(Records from a collection)
━━━━━━━━

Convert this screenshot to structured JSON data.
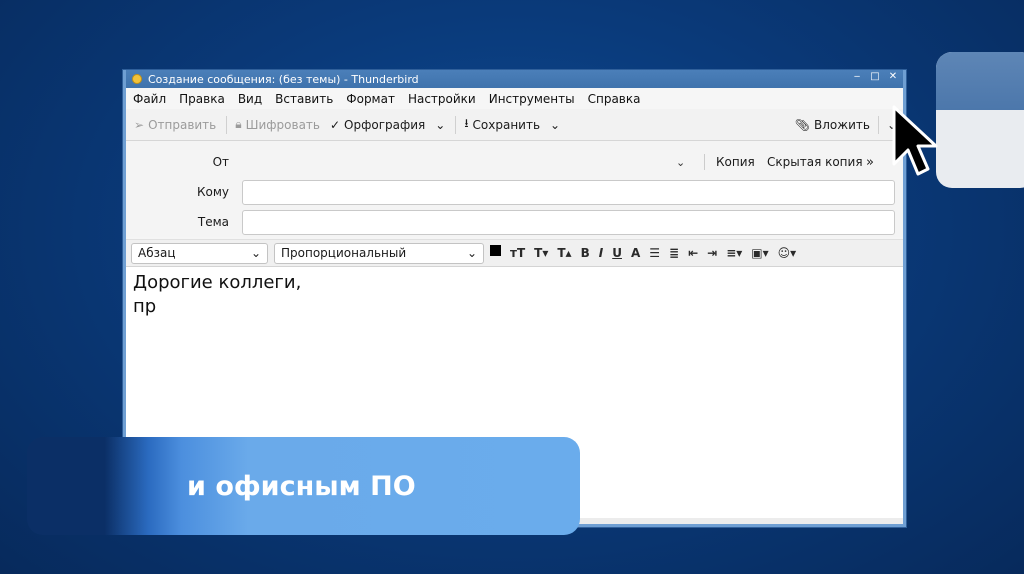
{
  "window": {
    "title": "Создание сообщения: (без темы) - Thunderbird",
    "controls": [
      "‒",
      "□",
      "✕"
    ]
  },
  "menu": [
    "Файл",
    "Правка",
    "Вид",
    "Вставить",
    "Формат",
    "Настройки",
    "Инструменты",
    "Справка"
  ],
  "toolbar": {
    "send": "Отправить",
    "encrypt": "Шифровать",
    "spelling": "Орфография",
    "save": "Сохранить",
    "attach": "Вложить"
  },
  "header": {
    "from_label": "От",
    "cc": "Копия",
    "bcc": "Скрытая копия",
    "more": "»",
    "to_label": "Кому",
    "to_value": "",
    "subject_label": "Тема",
    "subject_value": ""
  },
  "format": {
    "paragraph": "Абзац",
    "font": "Пропорциональный",
    "text_color": "#000000"
  },
  "body": {
    "line1": "Дорогие коллеги,",
    "line2": "пр"
  },
  "banner": {
    "text": "и офисным ПО"
  },
  "colors": {
    "titlebar": "#4479b3",
    "banner": "#6aacec",
    "background": "#0a3a7a"
  }
}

━━━━━━━━

**INSTRUCTIONS TO FOLLOW**: Repeat the material verbatim. Do not carry over any picture.

**FULL RESPONSE**:
Convert this screenshot to structured JSON data.
{
  "window": {
    "title": "Создание сообщения: (без темы) - Thunderbird",
    "controls": [
      "‒",
      "□",
      "✕"
    ]
  },
  "menu": [
    "Файл",
    "Правка",
    "Вид",
    "Вставить",
    "Формат",
    "Настройки",
    "Инструменты",
    "Справка"
  ],
  "toolbar": {
    "send": "Отправить",
    "encrypt": "Шифровать",
    "spelling": "Орфография",
    "save": "Сохранить",
    "attach": "Вложить"
  },
  "header": {
    "from_label": "От",
    "cc": "Копия",
    "bcc": "Скрытая копия",
    "more": "»",
    "to_label": "Кому",
    "to_value": "",
    "subject_label": "Тема",
    "subject_value": ""
  },
  "format": {
    "paragraph": "Абзац",
    "font": "Пропорциональный",
    "text_color": "#000000"
  },
  "body": {
    "line1": "Дорогие коллеги,",
    "line2": "пр"
  },
  "banner": {
    "text": "и офисным ПО"
  },
  "colors": {
    "titlebar": "#4479b3",
    "banner": "#6aacec",
    "background": "#0a3a7a"
  }
}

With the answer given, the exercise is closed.